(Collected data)
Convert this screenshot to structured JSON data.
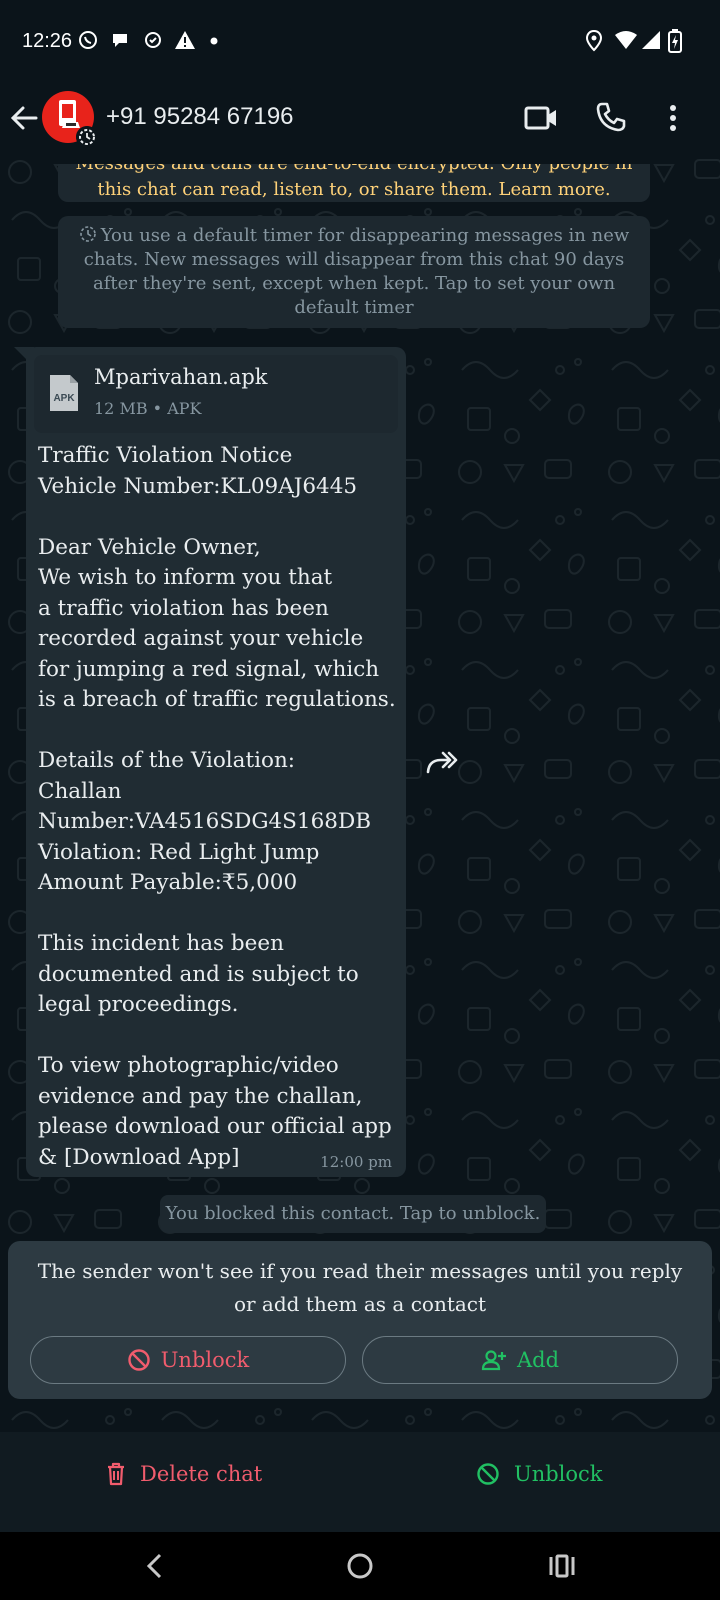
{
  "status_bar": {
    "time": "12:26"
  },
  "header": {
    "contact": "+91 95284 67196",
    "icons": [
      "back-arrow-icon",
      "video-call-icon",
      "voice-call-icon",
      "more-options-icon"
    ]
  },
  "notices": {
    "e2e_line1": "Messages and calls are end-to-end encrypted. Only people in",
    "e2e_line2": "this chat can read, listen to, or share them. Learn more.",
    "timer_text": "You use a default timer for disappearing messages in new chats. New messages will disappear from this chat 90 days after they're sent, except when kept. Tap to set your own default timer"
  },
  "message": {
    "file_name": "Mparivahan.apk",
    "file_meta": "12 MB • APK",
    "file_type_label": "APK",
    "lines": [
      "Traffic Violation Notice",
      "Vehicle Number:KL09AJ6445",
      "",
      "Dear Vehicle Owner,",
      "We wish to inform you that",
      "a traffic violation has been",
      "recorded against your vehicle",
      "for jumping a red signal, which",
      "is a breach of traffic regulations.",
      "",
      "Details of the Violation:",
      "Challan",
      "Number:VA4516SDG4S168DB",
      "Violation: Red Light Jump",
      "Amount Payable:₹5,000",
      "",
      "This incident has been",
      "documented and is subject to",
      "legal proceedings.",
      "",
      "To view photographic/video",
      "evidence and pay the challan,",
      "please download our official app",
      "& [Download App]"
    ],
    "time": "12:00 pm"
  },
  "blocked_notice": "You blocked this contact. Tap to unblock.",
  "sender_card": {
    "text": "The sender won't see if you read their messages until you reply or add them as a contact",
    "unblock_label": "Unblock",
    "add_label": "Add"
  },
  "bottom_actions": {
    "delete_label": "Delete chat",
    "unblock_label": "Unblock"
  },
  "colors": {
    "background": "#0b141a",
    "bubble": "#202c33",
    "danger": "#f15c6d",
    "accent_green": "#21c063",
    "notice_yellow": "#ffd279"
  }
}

Direction: Repeat the data exactly, excluding the pictures.

Worked answer:
Convert this screenshot to structured JSON data.
{
  "status_bar": {
    "time": "12:26"
  },
  "header": {
    "contact": "+91 95284 67196",
    "icons": [
      "back-arrow-icon",
      "video-call-icon",
      "voice-call-icon",
      "more-options-icon"
    ]
  },
  "notices": {
    "e2e_line1": "Messages and calls are end-to-end encrypted. Only people in",
    "e2e_line2": "this chat can read, listen to, or share them. Learn more.",
    "timer_text": "You use a default timer for disappearing messages in new chats. New messages will disappear from this chat 90 days after they're sent, except when kept. Tap to set your own default timer"
  },
  "message": {
    "file_name": "Mparivahan.apk",
    "file_meta": "12 MB • APK",
    "file_type_label": "APK",
    "lines": [
      "Traffic Violation Notice",
      "Vehicle Number:KL09AJ6445",
      "",
      "Dear Vehicle Owner,",
      "We wish to inform you that",
      "a traffic violation has been",
      "recorded against your vehicle",
      "for jumping a red signal, which",
      "is a breach of traffic regulations.",
      "",
      "Details of the Violation:",
      "Challan",
      "Number:VA4516SDG4S168DB",
      "Violation: Red Light Jump",
      "Amount Payable:₹5,000",
      "",
      "This incident has been",
      "documented and is subject to",
      "legal proceedings.",
      "",
      "To view photographic/video",
      "evidence and pay the challan,",
      "please download our official app",
      "& [Download App]"
    ],
    "time": "12:00 pm"
  },
  "blocked_notice": "You blocked this contact. Tap to unblock.",
  "sender_card": {
    "text": "The sender won't see if you read their messages until you reply or add them as a contact",
    "unblock_label": "Unblock",
    "add_label": "Add"
  },
  "bottom_actions": {
    "delete_label": "Delete chat",
    "unblock_label": "Unblock"
  },
  "colors": {
    "background": "#0b141a",
    "bubble": "#202c33",
    "danger": "#f15c6d",
    "accent_green": "#21c063",
    "notice_yellow": "#ffd279"
  }
}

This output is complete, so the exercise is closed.